Dataset items
* Start *

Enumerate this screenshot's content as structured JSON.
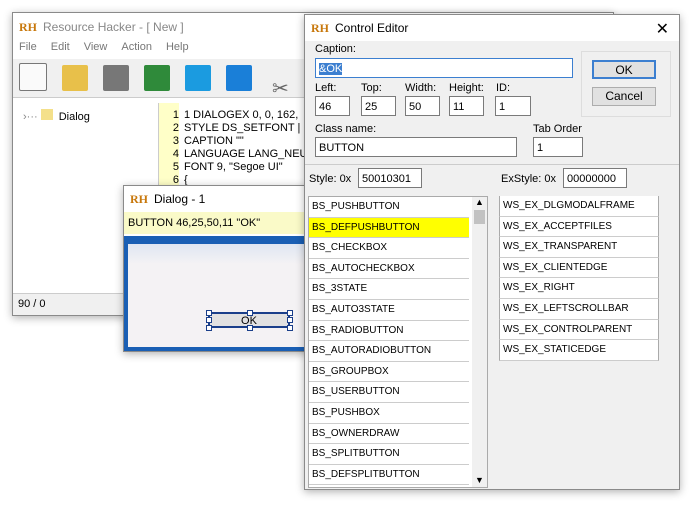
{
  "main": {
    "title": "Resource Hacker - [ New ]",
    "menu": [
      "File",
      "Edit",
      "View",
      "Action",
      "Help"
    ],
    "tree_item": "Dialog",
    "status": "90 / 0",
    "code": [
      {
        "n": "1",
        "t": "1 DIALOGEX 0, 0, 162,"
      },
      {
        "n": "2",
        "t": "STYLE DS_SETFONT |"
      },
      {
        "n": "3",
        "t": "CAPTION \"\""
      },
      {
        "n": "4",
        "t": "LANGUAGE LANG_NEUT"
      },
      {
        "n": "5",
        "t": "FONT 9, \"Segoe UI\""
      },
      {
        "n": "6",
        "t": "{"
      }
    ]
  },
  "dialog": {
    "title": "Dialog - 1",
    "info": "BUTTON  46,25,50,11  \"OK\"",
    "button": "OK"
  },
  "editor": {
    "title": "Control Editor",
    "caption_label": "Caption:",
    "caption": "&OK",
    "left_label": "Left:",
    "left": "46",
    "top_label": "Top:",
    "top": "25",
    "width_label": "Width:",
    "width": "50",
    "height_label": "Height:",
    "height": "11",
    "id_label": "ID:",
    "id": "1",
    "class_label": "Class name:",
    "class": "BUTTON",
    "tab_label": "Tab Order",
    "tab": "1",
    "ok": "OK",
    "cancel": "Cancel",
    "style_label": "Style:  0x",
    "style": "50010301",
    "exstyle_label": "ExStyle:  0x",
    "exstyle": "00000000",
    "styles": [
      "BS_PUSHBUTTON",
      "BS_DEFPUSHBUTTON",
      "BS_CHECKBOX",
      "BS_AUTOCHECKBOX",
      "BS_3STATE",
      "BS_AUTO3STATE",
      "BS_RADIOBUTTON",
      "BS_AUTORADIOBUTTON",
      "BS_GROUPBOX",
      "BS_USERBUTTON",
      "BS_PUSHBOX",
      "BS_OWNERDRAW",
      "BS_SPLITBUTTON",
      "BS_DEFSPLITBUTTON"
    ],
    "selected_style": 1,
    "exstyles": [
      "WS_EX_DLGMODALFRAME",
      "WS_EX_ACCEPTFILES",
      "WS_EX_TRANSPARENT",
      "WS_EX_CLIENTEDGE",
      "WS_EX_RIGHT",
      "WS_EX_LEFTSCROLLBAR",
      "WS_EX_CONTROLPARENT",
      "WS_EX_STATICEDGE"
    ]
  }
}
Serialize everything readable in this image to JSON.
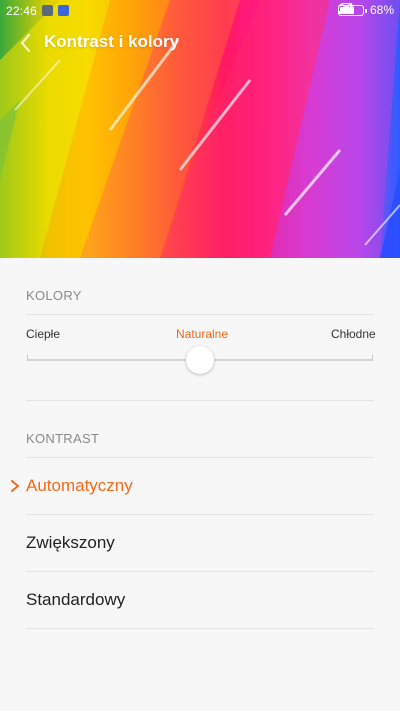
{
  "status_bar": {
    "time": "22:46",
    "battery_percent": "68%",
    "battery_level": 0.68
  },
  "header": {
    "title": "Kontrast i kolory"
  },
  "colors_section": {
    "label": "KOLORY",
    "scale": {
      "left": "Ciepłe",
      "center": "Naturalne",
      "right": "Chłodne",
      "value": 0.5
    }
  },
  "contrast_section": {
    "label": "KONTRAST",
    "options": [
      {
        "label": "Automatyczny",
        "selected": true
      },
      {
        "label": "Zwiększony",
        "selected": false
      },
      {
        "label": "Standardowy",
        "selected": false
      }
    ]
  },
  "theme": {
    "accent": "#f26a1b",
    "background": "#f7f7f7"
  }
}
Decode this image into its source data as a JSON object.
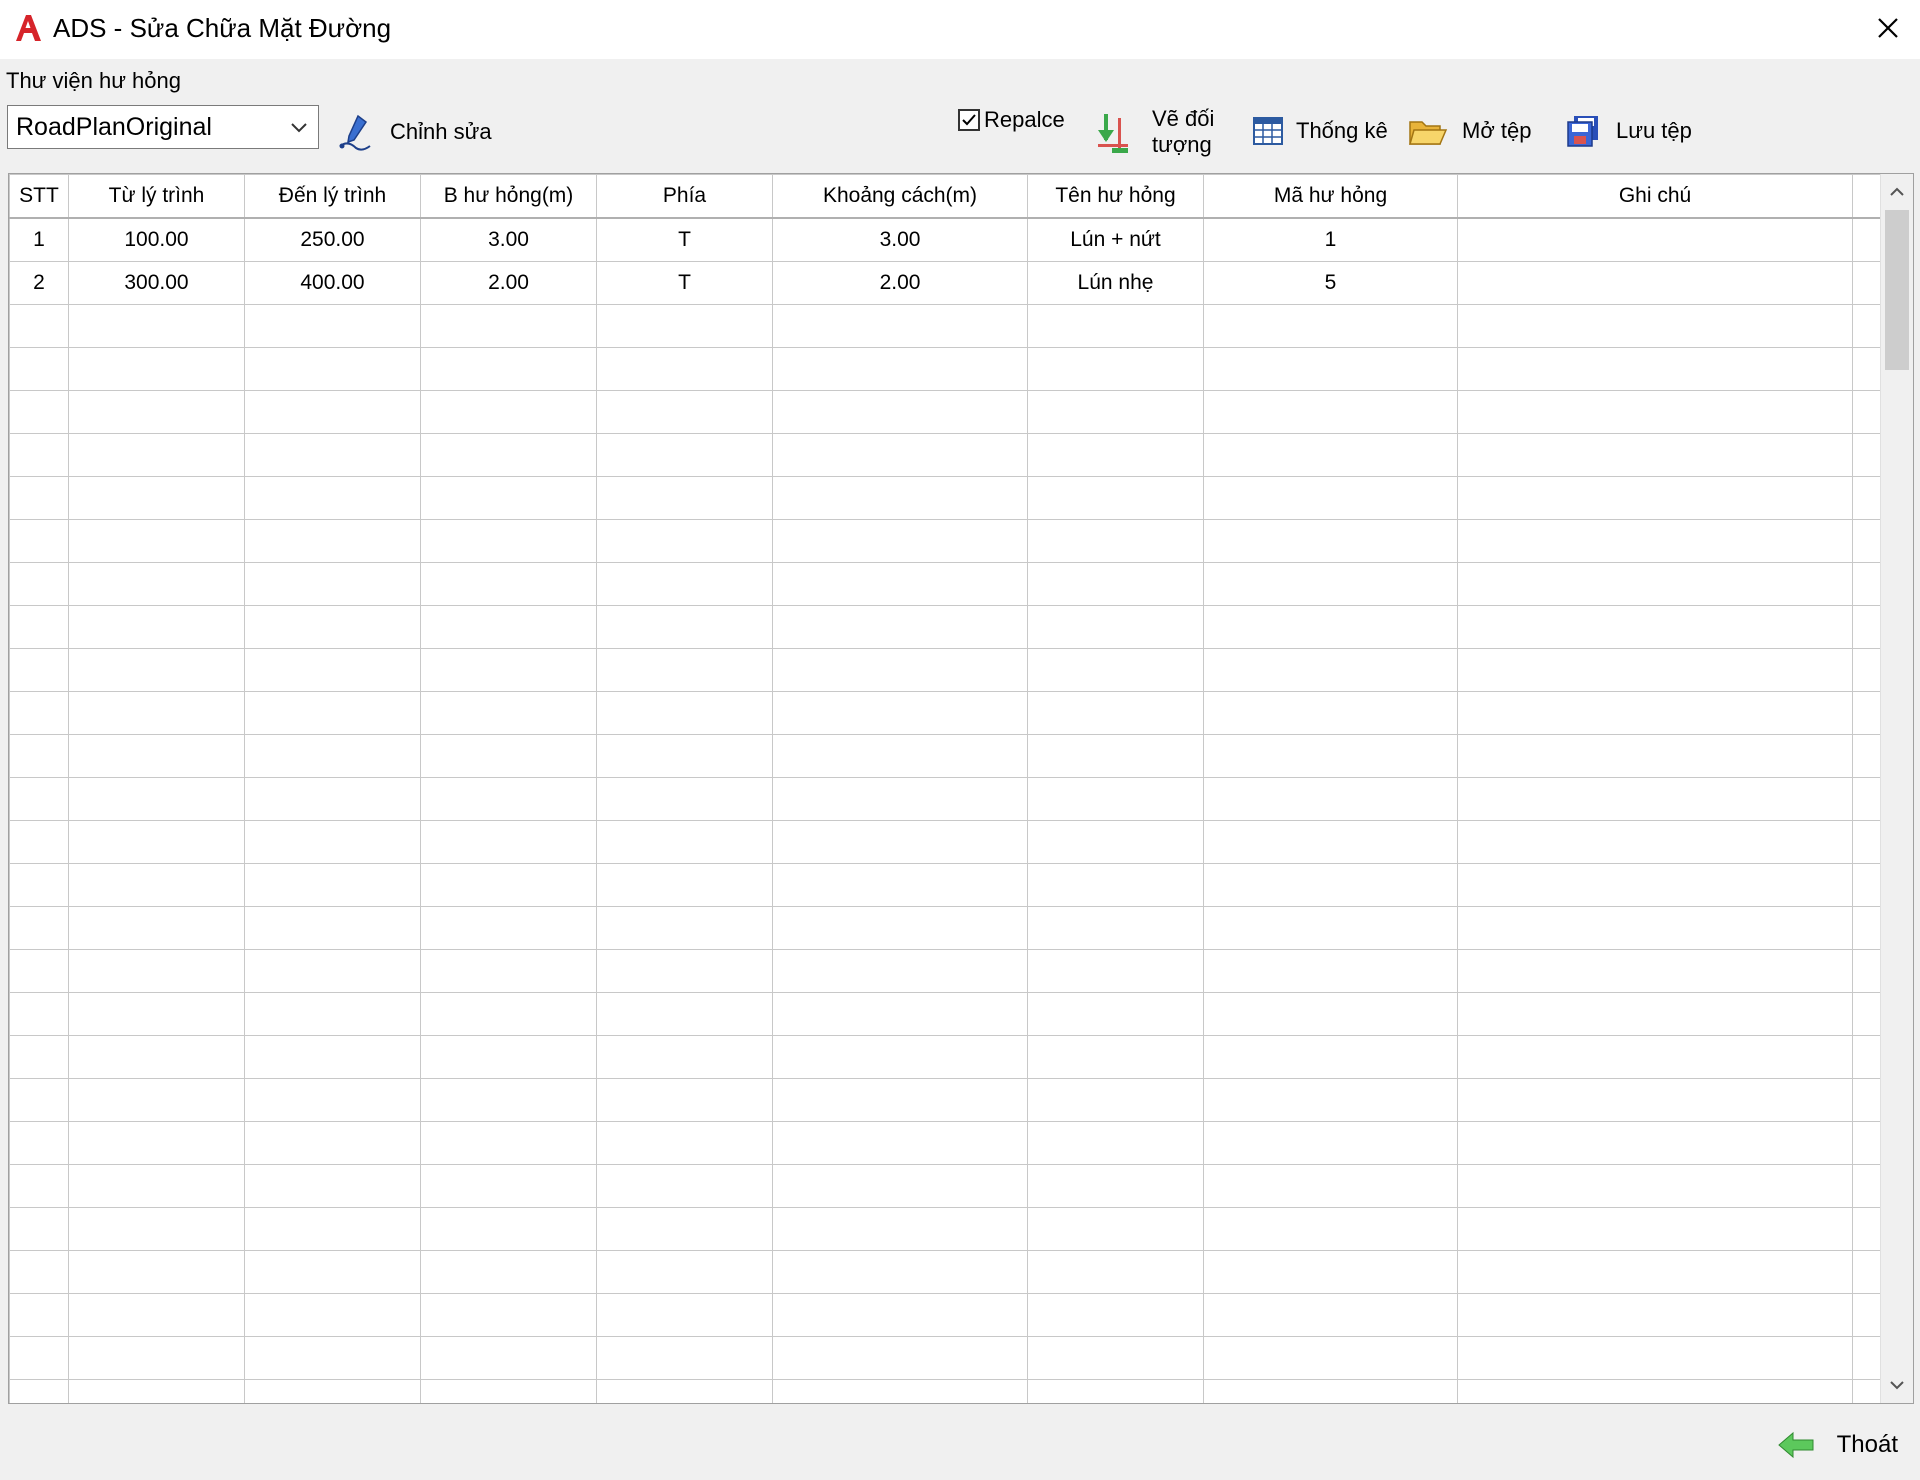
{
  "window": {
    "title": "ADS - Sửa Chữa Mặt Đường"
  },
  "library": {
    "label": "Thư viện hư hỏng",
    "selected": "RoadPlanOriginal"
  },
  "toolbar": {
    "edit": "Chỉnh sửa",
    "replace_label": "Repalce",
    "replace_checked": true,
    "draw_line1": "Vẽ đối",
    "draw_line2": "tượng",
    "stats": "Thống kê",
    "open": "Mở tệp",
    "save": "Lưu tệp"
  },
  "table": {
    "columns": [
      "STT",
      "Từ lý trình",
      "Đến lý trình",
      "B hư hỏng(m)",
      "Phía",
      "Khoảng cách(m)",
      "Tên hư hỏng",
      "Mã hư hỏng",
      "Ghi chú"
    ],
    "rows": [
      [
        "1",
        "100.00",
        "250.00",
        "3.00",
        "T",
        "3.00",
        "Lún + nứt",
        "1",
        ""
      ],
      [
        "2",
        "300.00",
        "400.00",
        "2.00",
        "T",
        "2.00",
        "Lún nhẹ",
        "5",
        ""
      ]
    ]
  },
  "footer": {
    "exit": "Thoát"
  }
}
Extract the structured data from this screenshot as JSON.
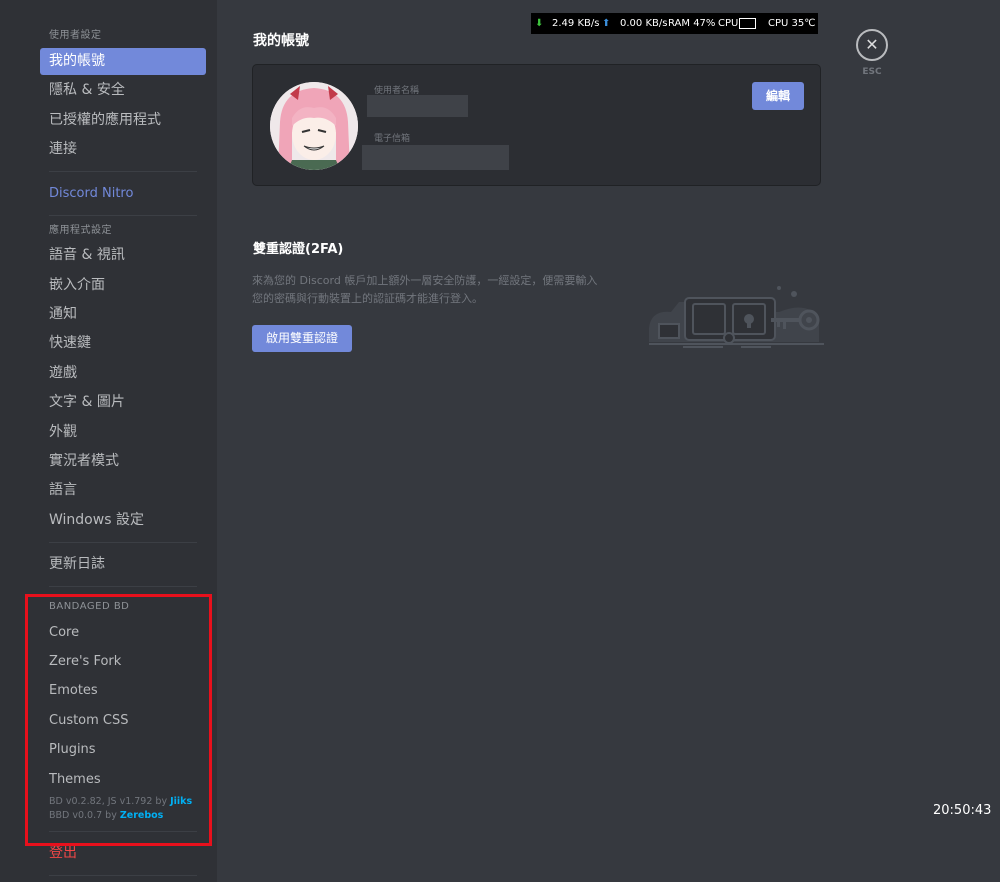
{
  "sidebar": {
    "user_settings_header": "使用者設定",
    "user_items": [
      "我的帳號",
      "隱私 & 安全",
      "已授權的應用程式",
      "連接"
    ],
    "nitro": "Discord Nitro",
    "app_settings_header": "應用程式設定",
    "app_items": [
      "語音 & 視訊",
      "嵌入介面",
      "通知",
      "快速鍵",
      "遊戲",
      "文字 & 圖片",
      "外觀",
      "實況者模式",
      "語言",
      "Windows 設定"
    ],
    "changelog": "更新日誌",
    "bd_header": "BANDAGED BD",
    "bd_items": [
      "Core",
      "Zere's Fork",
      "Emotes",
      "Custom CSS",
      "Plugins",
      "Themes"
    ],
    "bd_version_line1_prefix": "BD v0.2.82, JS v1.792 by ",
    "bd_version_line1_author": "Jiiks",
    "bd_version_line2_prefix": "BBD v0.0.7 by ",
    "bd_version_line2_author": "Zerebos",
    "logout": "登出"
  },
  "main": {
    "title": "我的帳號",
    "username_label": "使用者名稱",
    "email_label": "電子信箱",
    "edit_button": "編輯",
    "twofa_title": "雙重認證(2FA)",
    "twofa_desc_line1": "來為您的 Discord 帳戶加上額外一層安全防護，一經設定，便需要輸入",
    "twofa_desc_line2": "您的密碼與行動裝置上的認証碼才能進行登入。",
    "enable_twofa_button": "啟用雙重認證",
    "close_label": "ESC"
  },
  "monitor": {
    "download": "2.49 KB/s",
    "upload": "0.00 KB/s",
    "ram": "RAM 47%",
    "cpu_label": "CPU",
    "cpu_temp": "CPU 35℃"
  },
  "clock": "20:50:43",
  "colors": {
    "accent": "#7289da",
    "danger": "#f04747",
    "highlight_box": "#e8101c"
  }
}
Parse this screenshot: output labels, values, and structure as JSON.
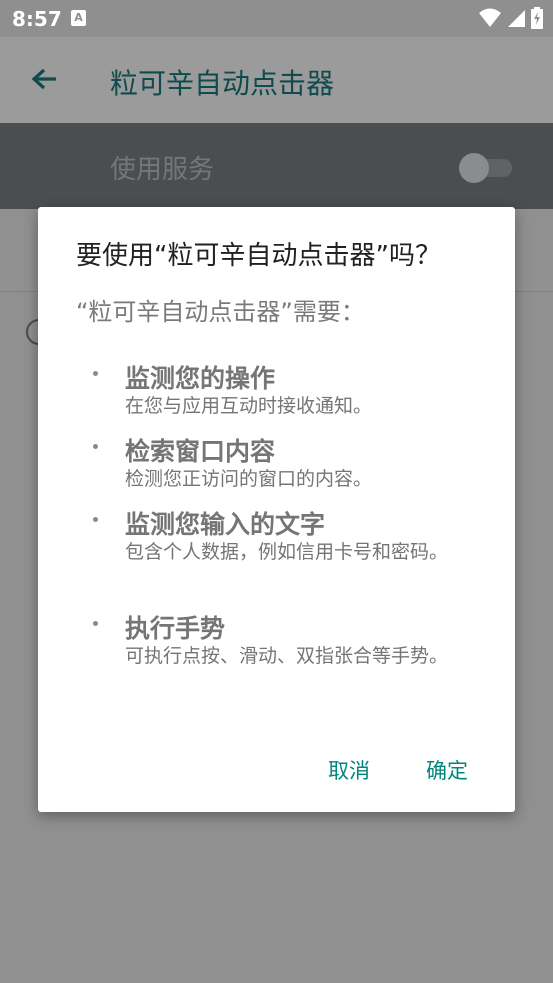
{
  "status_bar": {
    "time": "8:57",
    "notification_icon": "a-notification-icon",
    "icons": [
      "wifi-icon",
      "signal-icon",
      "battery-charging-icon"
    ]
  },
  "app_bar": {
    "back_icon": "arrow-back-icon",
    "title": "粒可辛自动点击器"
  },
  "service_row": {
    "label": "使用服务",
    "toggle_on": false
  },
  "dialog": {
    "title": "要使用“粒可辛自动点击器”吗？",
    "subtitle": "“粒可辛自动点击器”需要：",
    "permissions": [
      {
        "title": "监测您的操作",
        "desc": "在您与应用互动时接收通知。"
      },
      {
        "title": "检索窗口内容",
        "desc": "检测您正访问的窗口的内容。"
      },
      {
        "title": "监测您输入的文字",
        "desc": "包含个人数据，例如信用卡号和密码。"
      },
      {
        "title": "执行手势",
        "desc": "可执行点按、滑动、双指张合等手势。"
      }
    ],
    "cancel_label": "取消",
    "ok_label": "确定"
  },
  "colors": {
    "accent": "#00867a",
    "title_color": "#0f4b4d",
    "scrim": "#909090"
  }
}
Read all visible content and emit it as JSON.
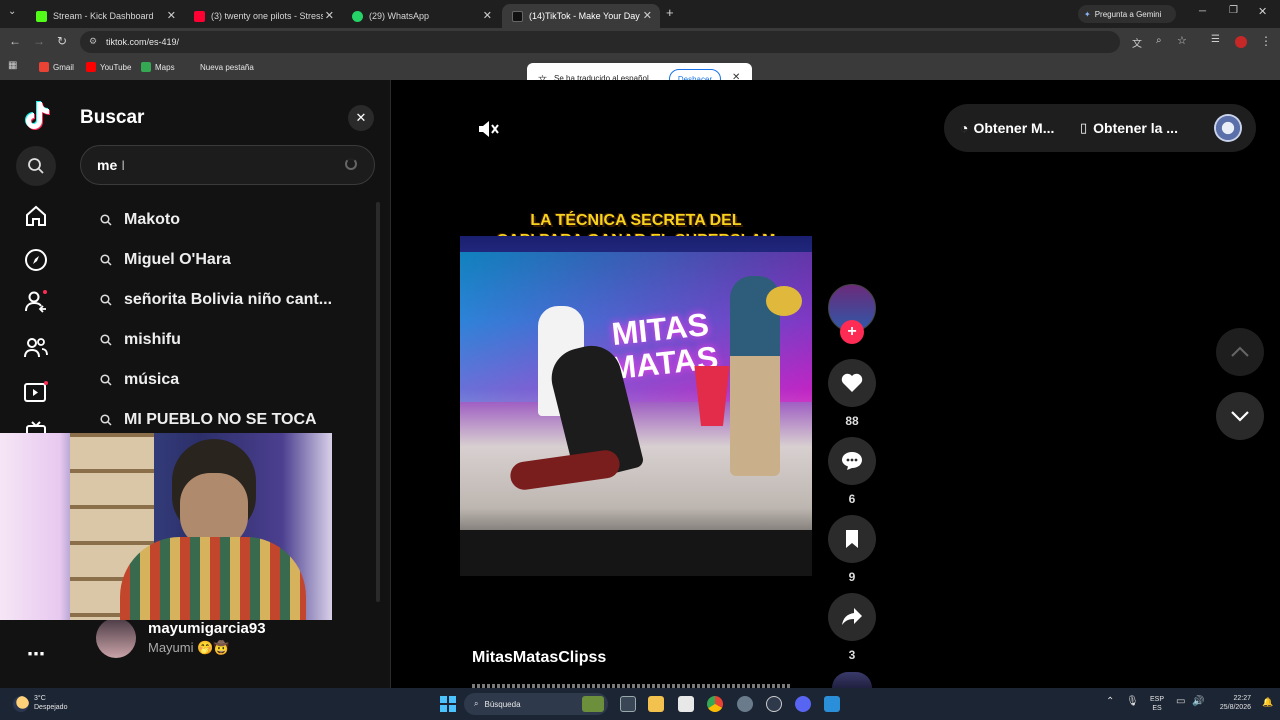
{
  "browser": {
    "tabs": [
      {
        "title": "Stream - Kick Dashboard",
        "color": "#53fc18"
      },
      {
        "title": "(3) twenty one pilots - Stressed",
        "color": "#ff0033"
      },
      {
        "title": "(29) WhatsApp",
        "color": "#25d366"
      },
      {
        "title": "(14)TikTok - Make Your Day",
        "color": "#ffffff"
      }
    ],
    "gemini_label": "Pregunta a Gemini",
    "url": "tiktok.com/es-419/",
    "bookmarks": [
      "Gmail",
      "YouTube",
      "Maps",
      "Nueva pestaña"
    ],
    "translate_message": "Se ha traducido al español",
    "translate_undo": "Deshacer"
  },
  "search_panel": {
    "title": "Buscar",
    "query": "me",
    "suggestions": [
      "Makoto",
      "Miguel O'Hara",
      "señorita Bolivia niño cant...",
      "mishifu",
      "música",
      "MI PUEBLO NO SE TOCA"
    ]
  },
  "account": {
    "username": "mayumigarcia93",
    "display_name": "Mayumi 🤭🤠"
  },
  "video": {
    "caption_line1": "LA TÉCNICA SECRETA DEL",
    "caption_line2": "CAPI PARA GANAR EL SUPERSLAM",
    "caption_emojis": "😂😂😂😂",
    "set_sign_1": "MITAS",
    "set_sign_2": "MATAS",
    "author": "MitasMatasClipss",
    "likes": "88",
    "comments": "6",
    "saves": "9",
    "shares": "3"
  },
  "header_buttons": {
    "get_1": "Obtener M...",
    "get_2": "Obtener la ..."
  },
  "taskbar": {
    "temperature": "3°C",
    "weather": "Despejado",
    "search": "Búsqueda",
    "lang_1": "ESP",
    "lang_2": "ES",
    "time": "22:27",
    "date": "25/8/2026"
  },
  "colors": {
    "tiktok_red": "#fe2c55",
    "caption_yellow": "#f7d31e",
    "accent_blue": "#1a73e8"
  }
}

* End *

Instructions for the task:
Look above for lines with the word "Discord" and copy them all.

Worked solution:
    "nitro": "Discord Nitro",
    "twofa_desc_line1": "來為您的 Discord 帳戶加上額外一層安全防護，一經設定，便需要輸入",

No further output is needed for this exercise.